• What is needed: Among these lines, how many include "Бензин"? Answer only with the number.

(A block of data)
>> START
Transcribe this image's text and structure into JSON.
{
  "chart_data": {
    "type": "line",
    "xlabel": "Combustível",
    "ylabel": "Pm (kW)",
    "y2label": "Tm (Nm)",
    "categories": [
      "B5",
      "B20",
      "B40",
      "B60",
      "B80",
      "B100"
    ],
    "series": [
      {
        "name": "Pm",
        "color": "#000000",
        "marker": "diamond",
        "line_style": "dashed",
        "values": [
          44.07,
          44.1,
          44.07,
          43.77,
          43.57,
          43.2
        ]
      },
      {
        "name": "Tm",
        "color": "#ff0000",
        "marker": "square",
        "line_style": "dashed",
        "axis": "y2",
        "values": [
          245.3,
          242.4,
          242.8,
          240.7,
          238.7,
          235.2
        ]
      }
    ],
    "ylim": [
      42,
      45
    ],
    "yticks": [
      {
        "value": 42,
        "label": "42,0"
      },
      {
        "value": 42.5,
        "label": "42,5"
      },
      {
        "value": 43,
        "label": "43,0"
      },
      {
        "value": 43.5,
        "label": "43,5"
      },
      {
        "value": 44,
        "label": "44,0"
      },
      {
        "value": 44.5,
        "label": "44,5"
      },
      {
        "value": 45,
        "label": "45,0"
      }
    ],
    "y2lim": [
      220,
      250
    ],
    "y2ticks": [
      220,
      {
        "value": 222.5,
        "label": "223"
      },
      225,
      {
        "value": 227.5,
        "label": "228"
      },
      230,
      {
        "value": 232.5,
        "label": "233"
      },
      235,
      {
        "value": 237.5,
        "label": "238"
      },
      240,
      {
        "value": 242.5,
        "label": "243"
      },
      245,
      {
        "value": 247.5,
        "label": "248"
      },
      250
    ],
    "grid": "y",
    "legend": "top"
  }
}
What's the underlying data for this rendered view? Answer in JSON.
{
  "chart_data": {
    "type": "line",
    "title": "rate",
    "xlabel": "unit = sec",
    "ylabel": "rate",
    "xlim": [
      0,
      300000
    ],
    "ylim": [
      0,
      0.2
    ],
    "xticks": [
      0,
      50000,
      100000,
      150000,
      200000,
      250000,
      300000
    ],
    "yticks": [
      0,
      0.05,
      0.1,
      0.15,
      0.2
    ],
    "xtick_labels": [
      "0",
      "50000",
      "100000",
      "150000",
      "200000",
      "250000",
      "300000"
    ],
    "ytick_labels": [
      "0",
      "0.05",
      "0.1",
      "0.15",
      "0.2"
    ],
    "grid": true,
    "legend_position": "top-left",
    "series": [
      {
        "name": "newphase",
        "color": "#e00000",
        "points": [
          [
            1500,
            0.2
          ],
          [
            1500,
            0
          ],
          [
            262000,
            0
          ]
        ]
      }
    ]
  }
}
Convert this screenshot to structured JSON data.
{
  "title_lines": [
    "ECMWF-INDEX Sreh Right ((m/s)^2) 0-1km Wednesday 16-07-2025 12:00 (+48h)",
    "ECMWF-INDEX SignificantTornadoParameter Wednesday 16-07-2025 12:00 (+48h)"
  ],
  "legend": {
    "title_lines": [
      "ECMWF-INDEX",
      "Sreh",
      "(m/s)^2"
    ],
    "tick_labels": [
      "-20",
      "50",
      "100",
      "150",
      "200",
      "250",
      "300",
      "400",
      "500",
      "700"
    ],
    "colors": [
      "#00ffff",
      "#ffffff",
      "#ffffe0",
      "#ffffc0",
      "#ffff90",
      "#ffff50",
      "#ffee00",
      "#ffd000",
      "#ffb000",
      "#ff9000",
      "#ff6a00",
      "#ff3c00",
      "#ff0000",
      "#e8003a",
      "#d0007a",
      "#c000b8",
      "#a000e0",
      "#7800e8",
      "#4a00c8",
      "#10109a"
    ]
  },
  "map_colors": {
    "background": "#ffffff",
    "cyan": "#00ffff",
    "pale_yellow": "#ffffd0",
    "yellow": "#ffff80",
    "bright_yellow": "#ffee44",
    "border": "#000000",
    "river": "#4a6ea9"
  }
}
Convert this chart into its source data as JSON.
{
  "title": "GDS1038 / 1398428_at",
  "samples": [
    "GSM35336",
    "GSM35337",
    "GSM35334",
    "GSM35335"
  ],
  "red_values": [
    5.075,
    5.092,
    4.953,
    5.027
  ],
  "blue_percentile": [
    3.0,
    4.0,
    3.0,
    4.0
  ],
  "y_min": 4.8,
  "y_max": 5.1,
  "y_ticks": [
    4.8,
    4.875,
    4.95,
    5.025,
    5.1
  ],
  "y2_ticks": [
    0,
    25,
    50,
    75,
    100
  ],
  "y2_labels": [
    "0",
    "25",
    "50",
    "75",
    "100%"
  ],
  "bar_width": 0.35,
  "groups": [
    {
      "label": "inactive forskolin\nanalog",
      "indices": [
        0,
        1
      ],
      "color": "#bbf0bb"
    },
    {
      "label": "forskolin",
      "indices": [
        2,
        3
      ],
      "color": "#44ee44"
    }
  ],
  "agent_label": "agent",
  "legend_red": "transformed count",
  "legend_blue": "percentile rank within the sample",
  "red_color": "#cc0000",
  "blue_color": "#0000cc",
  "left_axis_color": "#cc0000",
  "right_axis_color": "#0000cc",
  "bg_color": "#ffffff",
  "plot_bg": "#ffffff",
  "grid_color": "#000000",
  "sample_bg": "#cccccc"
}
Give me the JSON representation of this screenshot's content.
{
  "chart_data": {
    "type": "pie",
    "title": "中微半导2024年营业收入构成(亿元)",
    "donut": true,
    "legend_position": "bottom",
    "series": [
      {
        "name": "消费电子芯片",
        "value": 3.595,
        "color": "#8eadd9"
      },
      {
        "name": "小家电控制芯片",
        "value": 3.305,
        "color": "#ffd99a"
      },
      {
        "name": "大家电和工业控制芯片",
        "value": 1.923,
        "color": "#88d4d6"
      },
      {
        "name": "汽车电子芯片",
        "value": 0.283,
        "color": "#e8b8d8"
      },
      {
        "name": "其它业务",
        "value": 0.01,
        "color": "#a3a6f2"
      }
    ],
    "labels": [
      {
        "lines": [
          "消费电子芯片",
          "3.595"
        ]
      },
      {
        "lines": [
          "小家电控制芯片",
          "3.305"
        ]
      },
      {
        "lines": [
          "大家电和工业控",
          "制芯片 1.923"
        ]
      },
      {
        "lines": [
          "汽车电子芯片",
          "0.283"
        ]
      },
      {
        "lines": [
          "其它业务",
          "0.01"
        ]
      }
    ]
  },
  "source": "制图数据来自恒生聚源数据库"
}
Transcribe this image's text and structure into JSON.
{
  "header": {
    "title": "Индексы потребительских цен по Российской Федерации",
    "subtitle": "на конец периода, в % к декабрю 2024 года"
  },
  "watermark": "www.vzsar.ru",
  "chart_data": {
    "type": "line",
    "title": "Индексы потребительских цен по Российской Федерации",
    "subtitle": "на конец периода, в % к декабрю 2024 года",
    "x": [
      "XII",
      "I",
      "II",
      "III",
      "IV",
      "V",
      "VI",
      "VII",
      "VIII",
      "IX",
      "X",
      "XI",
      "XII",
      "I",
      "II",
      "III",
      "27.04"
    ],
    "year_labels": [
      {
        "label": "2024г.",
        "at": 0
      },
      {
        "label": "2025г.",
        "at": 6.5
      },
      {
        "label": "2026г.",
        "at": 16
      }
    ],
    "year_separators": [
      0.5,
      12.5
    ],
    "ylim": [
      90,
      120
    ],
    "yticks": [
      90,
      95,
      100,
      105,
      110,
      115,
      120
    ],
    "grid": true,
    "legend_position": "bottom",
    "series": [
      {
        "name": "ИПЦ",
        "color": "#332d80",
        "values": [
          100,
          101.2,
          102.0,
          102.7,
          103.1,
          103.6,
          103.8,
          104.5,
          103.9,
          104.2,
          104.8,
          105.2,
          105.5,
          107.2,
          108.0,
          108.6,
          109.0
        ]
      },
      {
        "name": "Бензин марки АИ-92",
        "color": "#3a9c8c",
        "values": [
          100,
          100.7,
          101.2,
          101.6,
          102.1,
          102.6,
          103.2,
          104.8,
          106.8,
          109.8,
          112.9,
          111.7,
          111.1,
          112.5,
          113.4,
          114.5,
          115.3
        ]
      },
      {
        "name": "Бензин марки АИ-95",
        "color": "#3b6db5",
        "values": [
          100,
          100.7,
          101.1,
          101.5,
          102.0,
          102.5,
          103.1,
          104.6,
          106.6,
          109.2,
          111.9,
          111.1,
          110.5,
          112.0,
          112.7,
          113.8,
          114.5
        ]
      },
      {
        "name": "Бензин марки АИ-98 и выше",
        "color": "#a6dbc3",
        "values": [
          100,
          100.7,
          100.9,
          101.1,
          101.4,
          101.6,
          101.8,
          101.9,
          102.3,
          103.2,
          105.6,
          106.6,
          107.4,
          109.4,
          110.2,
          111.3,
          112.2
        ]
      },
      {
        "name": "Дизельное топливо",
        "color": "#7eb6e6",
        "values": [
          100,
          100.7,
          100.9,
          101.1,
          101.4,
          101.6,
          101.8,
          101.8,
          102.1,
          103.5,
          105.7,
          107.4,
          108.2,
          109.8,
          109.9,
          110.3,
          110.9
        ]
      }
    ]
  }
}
>> END
• Response below: 3